◆ **DIRECTIONS**:
Look through the material below for "actifs". Copy every line that contains it.

(Records contained in a dataset)
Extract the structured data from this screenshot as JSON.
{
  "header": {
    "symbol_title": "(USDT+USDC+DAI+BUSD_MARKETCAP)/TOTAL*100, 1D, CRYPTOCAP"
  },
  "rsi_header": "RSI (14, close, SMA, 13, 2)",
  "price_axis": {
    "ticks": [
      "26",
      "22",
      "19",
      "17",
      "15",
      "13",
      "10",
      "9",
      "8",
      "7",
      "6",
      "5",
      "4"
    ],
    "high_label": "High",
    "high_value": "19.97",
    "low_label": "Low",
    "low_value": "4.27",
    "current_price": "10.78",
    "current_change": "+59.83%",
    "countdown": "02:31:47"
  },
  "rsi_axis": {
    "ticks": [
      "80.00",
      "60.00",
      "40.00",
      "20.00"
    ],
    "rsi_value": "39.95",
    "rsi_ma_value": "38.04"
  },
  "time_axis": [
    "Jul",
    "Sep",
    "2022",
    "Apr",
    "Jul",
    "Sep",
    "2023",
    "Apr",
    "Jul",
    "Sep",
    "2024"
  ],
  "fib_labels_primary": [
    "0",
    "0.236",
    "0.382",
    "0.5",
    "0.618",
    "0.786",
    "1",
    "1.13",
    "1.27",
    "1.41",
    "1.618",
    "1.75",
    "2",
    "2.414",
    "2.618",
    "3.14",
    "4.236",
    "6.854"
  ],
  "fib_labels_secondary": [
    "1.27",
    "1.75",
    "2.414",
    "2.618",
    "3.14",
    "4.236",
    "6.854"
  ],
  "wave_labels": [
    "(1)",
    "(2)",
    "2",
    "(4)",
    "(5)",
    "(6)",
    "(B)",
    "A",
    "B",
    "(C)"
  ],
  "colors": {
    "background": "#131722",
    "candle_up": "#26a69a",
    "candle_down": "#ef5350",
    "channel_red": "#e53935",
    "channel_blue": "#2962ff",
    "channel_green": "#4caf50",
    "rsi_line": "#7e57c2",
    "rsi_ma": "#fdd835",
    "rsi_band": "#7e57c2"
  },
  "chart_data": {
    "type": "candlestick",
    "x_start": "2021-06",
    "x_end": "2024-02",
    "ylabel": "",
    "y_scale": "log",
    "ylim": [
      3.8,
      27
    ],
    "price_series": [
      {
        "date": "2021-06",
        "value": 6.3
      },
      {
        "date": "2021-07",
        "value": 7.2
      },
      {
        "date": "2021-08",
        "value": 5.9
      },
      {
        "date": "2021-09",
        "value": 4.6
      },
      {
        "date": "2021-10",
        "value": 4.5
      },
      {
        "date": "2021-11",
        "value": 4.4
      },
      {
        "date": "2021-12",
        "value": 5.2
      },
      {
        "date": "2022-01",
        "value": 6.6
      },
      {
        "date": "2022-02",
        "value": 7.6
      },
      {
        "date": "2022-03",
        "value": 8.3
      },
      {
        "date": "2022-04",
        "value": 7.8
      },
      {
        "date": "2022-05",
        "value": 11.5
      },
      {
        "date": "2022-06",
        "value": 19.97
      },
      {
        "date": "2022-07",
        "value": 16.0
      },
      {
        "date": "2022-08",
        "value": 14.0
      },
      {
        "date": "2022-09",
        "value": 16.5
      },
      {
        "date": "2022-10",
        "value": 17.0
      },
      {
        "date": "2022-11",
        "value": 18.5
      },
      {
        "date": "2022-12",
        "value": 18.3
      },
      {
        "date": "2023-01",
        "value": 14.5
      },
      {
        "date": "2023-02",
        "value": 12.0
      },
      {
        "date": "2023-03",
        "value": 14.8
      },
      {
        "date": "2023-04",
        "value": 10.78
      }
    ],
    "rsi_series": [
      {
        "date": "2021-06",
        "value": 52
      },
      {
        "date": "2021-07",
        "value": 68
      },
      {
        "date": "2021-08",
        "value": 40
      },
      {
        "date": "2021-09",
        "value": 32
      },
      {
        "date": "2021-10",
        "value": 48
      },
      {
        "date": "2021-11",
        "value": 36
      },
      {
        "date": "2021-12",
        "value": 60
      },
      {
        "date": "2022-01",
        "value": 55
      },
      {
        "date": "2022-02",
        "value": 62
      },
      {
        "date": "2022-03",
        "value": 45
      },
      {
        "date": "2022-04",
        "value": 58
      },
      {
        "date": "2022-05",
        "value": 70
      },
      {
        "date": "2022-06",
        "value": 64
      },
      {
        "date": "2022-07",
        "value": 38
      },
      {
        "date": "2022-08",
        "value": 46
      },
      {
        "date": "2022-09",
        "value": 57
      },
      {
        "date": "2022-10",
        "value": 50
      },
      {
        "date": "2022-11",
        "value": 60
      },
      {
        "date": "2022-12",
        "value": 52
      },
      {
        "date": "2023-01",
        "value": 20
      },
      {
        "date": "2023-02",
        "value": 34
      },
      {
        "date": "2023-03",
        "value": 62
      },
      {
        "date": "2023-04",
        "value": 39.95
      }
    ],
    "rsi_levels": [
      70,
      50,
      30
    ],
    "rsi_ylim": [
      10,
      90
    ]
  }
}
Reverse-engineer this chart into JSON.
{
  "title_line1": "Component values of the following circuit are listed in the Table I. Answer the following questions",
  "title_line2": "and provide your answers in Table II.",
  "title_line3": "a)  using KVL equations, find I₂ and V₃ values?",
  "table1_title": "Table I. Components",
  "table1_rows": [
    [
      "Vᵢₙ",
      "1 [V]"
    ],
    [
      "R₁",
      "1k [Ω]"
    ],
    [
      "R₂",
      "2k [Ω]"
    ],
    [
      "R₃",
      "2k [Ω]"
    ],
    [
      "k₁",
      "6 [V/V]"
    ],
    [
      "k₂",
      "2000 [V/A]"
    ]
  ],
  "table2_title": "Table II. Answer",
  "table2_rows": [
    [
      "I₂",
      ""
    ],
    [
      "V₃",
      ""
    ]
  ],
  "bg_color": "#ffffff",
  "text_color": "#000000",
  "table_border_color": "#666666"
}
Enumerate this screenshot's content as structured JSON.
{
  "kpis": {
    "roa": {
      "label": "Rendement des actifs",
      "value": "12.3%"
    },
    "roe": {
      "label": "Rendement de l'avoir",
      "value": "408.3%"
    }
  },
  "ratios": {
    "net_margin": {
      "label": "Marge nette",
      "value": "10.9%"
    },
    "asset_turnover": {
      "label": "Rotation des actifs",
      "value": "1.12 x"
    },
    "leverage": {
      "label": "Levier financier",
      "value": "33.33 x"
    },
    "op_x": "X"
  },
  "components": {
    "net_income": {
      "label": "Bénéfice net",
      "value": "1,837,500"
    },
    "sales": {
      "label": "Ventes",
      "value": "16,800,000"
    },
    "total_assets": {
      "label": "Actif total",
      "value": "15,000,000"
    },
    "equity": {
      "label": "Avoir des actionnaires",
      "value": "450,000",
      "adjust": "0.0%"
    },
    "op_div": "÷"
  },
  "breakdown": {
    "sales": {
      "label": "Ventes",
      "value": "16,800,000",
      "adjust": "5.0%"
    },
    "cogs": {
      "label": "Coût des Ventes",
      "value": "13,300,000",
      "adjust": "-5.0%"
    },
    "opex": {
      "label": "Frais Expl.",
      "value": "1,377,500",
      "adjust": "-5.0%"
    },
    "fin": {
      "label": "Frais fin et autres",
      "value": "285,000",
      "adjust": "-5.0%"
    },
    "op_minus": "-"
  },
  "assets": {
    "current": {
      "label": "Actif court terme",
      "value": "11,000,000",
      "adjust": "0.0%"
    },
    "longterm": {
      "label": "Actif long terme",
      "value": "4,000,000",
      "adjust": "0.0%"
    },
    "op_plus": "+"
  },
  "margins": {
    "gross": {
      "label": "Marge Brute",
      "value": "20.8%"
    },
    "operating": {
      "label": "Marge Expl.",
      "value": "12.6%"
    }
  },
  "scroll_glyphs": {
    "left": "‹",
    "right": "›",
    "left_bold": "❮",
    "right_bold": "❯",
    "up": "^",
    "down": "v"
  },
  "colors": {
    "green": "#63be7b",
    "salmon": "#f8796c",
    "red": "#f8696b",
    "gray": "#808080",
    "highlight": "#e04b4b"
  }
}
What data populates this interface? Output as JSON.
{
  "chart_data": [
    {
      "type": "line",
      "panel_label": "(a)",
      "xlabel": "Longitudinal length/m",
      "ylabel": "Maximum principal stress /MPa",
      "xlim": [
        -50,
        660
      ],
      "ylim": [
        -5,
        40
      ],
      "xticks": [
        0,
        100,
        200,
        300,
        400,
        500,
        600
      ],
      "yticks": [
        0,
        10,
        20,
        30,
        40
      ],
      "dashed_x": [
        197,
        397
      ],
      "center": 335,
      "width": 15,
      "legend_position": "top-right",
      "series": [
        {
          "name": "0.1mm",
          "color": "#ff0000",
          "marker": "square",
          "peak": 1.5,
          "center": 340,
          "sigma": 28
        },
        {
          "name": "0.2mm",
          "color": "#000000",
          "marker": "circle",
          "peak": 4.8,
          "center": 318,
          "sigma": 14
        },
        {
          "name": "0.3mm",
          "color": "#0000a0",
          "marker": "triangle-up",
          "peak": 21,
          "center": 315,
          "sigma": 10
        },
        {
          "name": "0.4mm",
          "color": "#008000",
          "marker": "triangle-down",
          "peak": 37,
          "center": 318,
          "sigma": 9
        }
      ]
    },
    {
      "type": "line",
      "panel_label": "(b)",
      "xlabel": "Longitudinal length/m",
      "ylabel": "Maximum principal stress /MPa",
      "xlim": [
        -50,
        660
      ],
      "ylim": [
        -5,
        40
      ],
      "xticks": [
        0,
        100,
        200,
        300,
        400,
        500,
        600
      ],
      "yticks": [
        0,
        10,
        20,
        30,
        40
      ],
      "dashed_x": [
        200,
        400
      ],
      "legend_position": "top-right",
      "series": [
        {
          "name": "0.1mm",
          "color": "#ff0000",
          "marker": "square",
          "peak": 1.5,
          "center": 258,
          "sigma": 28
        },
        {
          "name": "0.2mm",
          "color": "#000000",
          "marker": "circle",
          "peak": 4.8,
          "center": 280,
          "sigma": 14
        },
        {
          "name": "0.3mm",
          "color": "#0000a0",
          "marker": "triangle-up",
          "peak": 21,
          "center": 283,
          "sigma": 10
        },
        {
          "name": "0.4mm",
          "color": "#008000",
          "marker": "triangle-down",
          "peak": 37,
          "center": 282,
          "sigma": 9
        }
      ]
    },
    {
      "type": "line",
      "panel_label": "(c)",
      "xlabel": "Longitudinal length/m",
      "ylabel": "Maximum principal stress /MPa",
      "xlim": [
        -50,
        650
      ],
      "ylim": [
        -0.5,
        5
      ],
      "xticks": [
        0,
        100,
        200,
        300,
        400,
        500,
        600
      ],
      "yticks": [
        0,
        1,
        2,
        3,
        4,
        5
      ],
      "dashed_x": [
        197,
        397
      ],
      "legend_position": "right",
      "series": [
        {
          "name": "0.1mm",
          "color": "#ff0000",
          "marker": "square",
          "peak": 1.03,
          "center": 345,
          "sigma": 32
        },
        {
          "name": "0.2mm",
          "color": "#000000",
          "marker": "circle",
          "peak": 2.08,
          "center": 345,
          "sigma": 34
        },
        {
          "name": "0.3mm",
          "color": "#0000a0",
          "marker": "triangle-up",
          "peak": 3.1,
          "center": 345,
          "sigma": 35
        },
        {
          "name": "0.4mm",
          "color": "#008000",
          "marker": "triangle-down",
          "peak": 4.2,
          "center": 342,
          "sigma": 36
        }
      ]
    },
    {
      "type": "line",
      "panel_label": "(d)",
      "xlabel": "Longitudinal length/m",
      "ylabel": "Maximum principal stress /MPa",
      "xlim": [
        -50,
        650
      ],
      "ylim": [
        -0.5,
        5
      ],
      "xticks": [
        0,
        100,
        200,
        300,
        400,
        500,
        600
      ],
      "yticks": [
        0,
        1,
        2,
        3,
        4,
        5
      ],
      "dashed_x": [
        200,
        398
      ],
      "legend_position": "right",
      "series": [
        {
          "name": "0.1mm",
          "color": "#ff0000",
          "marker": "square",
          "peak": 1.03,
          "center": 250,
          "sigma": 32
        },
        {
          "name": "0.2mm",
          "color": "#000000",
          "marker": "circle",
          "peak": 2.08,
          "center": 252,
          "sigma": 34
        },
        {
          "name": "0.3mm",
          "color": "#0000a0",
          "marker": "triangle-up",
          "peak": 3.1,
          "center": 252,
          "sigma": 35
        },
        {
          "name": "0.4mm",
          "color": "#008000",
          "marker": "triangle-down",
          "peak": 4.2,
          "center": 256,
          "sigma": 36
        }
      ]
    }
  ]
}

◆ **RESULT FOR THIS EXERCISE**:
      "label": "Rendement des actifs",
      "label": "Rotation des actifs",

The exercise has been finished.